WORK TO DO: Please transcribe the data below line for line, without changing any character.

SUPPLIED DATA:
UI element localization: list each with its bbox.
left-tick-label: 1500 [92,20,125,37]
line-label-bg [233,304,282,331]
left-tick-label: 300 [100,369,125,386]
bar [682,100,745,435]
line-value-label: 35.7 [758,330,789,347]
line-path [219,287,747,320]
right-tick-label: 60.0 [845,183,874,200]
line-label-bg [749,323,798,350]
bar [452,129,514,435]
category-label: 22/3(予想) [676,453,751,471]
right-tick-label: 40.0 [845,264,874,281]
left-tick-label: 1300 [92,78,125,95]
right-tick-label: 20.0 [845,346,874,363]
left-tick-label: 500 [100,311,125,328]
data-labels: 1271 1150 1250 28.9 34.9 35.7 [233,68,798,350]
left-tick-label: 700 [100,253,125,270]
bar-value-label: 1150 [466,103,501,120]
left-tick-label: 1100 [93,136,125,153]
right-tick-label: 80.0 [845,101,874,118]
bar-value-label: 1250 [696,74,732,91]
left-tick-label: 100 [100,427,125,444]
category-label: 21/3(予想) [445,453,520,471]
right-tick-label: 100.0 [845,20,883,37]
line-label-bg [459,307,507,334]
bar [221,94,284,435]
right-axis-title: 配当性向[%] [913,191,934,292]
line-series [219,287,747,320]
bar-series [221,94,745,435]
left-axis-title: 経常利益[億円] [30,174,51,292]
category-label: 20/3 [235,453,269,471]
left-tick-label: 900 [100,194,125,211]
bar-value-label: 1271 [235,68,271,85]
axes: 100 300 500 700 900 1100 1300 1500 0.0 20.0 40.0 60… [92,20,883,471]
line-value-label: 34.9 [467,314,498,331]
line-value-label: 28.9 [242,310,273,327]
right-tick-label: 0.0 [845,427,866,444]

IN RESPONSE:
UI element localization: list each with its bbox.
left-tick-label: 1500 [92,20,125,37]
line-label-bg [233,304,282,331]
left-tick-label: 300 [100,369,125,386]
bar [682,100,745,435]
line-value-label: 35.7 [758,330,789,347]
line-path [219,287,747,320]
right-tick-label: 60.0 [845,183,874,200]
line-label-bg [749,323,798,350]
bar [452,129,514,435]
category-label: 22/3(予想) [676,453,751,471]
right-tick-label: 40.0 [845,264,874,281]
left-tick-label: 1300 [92,78,125,95]
right-tick-label: 20.0 [845,346,874,363]
left-tick-label: 500 [100,311,125,328]
data-labels: 1271 1150 1250 28.9 34.9 35.7 [233,68,798,350]
left-tick-label: 700 [100,253,125,270]
bar-value-label: 1150 [466,103,501,120]
left-tick-label: 1100 [93,136,125,153]
right-tick-label: 80.0 [845,101,874,118]
bar-value-label: 1250 [696,74,732,91]
left-tick-label: 100 [100,427,125,444]
category-label: 21/3(予想) [445,453,520,471]
right-tick-label: 100.0 [845,20,883,37]
line-label-bg [459,307,507,334]
bar [221,94,284,435]
right-axis-title: 配当性向[%] [913,191,934,292]
line-series [219,287,747,320]
bar-series [221,94,745,435]
left-axis-title: 経常利益[億円] [30,174,51,292]
category-label: 20/3 [235,453,269,471]
left-tick-label: 900 [100,194,125,211]
bar-value-label: 1271 [235,68,271,85]
axes: 100 300 500 700 900 1100 1300 1500 0.0 20.0 40.0 60… [92,20,883,471]
line-value-label: 34.9 [467,314,498,331]
line-value-label: 28.9 [242,310,273,327]
right-tick-label: 0.0 [845,427,866,444]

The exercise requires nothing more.